**Dataset records:**
◆ ◆ ◆ ◆ ◆
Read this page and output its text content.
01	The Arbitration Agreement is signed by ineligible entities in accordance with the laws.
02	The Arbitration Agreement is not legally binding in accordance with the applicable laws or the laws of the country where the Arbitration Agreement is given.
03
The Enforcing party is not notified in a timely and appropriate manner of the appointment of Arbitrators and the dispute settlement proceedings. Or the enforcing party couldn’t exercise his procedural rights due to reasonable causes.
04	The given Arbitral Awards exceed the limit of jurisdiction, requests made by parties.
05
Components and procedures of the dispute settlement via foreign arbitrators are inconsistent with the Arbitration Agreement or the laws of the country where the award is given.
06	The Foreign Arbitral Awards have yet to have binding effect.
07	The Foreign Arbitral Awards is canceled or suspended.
◆ ◆ ◆ ◆ ◆
**What to produce:** Reproduce every record, matching each line exactly.

**Exercise result:**
Read this page and output its text content.
01	The Arbitration Agreement is signed by ineligible entities in accordance with the laws.
02	The Arbitration Agreement is not legally binding in accordance with the applicable laws or the laws of the country where the Arbitration Agreement is given.
03
The Enforcing party is not notified in a timely and appropriate manner of the appointment of Arbitrators and the dispute settlement proceedings. Or the enforcing party couldn’t exercise his procedural rights due to reasonable causes.
04	The given Arbitral Awards exceed the limit of jurisdiction, requests made by parties.
05
Components and procedures of the dispute settlement via foreign arbitrators are inconsistent with the Arbitration Agreement or the laws of the country where the award is given.
06	The Foreign Arbitral Awards have yet to have binding effect.
07	The Foreign Arbitral Awards is canceled or suspended.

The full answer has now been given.